**EXERCISE AIM**: Which lines hold the word "ГЕОДЕЗИЯ"? Show each of them.
>> begin
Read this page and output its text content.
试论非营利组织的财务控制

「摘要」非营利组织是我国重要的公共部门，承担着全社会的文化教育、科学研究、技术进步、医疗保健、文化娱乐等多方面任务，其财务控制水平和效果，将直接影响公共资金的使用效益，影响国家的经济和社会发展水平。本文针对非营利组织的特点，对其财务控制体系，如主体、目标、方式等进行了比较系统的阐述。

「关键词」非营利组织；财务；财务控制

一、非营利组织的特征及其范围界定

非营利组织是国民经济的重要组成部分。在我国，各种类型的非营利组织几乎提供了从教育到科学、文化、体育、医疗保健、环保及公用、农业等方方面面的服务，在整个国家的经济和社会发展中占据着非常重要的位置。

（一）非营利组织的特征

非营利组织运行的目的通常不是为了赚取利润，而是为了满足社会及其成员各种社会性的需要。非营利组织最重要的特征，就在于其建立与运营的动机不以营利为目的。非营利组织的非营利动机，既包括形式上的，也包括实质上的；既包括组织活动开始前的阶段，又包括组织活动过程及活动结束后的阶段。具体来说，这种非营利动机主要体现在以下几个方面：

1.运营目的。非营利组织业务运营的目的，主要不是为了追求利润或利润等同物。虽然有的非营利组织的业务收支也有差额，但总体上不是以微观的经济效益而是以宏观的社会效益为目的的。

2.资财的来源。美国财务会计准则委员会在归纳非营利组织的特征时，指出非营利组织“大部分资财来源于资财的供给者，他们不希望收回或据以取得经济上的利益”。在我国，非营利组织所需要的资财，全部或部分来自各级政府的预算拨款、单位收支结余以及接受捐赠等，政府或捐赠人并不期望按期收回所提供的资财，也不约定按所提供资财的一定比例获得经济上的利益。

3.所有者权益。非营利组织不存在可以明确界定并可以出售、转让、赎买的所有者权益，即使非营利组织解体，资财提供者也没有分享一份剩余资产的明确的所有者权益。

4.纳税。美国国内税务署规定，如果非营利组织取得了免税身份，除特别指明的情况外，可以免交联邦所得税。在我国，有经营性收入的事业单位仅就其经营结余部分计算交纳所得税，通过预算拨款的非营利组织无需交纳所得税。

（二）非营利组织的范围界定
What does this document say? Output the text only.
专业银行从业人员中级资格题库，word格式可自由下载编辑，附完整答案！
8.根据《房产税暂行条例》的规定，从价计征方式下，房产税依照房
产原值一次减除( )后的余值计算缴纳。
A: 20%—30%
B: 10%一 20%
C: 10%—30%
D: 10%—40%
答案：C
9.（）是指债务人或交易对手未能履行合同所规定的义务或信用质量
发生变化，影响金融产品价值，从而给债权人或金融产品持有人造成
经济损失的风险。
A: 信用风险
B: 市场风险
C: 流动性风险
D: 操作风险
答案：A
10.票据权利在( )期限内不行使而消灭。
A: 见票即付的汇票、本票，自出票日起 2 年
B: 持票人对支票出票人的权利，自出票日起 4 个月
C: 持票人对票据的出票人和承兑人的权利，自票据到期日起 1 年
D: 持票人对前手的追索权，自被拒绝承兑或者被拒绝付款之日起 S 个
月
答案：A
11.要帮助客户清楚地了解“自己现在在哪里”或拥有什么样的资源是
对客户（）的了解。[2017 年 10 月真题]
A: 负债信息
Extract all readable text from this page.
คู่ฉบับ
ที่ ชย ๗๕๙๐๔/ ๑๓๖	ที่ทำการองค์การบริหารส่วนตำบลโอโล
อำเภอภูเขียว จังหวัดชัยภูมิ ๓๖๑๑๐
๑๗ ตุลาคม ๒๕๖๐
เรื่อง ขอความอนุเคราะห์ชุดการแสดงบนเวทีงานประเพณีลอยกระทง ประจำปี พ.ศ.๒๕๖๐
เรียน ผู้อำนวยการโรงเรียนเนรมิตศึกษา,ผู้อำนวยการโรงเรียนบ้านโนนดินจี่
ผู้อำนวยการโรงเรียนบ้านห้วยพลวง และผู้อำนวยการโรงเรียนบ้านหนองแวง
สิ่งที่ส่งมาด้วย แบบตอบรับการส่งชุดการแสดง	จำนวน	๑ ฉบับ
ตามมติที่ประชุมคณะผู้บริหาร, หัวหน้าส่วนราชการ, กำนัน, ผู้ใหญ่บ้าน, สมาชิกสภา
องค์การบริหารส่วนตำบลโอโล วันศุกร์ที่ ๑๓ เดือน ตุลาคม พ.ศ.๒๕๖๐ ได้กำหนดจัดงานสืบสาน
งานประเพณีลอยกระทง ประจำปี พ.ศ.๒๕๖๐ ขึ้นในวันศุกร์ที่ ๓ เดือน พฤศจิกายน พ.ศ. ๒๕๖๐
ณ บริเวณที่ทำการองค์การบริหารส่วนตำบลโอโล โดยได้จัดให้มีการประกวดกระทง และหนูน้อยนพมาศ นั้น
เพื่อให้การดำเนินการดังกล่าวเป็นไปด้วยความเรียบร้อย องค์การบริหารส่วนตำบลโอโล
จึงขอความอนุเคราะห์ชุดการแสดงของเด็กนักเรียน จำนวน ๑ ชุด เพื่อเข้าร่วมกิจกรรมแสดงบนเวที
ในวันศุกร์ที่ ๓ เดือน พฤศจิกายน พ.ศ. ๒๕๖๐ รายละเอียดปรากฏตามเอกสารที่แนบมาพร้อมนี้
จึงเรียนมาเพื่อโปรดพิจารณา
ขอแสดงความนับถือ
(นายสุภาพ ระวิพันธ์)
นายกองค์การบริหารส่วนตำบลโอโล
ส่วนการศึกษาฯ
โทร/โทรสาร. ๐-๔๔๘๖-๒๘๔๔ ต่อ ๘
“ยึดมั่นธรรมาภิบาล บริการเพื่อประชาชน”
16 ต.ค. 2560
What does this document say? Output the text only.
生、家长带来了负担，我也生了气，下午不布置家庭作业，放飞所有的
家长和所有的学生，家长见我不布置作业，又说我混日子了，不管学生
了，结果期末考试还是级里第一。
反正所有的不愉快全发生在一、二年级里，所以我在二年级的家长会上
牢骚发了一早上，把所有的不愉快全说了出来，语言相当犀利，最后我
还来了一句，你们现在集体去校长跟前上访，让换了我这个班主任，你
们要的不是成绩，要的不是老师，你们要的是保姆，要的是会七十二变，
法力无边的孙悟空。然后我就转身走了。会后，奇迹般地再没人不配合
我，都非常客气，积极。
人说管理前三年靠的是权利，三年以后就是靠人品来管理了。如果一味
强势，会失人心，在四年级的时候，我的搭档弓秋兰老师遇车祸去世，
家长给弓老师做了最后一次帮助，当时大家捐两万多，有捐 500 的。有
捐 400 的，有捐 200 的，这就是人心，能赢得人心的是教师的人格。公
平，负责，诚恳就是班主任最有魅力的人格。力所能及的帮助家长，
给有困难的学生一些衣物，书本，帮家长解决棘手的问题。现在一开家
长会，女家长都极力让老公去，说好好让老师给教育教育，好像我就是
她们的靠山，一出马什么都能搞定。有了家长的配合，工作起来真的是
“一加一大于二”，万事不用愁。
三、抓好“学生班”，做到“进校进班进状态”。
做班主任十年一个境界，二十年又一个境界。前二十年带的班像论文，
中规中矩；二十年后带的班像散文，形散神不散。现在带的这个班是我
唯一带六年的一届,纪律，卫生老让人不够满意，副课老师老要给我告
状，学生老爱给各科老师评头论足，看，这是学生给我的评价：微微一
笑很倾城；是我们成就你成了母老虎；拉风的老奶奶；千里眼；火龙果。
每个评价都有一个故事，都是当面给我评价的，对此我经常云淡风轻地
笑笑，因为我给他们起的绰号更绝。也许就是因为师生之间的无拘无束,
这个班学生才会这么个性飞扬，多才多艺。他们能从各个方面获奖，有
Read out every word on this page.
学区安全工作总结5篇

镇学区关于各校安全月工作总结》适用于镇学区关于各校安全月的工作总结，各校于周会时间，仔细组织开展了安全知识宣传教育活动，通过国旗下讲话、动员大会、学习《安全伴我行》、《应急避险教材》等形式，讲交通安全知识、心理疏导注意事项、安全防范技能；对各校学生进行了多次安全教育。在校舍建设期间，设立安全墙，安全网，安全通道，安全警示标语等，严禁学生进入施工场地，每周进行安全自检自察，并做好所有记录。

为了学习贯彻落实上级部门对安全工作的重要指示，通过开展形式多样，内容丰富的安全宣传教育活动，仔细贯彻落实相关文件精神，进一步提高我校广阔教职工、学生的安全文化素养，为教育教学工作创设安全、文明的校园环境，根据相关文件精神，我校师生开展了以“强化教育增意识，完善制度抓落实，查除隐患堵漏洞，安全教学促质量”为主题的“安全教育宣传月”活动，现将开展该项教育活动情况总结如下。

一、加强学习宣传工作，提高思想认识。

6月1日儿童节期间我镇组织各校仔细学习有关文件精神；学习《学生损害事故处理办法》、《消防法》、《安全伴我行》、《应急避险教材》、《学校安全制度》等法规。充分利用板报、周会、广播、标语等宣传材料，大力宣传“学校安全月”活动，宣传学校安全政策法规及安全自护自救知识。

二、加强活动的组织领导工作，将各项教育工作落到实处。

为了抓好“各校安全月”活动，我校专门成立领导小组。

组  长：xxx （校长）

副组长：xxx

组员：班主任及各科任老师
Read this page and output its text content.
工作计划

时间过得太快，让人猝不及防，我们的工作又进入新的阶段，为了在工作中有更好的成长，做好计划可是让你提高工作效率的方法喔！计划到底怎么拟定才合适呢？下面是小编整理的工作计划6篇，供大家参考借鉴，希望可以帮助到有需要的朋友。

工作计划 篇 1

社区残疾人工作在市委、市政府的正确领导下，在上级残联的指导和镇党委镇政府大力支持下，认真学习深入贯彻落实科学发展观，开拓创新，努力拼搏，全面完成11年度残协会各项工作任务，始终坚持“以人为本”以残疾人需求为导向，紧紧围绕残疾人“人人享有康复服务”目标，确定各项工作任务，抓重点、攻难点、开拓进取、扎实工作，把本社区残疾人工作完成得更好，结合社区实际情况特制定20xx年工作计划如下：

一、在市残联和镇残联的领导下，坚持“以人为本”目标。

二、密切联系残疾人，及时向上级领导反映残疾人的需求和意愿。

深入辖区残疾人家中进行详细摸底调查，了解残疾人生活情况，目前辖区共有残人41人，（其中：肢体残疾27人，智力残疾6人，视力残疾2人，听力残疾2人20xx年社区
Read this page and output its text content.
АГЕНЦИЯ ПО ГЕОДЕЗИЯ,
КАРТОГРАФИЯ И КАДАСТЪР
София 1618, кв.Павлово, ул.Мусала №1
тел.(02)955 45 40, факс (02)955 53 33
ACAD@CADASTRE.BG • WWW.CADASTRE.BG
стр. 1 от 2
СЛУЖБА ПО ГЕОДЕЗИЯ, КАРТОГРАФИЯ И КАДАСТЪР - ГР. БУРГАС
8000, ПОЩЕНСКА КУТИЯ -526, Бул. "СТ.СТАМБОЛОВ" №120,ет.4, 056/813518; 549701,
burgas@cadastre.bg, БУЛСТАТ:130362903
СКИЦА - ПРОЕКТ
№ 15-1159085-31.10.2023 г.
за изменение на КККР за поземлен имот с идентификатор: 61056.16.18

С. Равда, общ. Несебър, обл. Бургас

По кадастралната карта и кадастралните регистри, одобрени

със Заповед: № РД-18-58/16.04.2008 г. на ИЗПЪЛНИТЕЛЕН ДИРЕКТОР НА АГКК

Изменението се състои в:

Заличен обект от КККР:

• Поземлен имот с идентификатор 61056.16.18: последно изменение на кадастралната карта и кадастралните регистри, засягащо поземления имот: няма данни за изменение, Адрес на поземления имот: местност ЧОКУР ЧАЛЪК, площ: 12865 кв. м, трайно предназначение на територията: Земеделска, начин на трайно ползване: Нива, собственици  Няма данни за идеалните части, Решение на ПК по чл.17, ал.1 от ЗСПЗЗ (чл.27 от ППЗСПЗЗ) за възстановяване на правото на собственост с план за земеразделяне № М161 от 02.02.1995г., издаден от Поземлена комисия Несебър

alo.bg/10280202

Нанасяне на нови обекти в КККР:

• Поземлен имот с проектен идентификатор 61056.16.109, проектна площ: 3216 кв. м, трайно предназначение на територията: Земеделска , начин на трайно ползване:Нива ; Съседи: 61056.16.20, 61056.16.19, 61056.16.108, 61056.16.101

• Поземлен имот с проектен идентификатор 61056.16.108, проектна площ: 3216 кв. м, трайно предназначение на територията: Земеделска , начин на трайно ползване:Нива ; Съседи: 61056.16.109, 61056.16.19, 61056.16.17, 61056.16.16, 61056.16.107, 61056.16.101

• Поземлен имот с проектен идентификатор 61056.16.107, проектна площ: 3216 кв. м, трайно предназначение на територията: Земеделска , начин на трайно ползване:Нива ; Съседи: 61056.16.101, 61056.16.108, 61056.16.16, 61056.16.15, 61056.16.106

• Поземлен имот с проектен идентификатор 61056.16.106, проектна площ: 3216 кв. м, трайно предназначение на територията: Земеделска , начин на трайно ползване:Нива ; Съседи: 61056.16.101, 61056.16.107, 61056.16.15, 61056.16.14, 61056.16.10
>> end
**THE SOLUTION**:
АГЕНЦИЯ ПО ГЕОДЕЗИЯ,
СЛУЖБА ПО ГЕОДЕЗИЯ, КАРТОГРАФИЯ И КАДАСТЪР - ГР. БУРГАС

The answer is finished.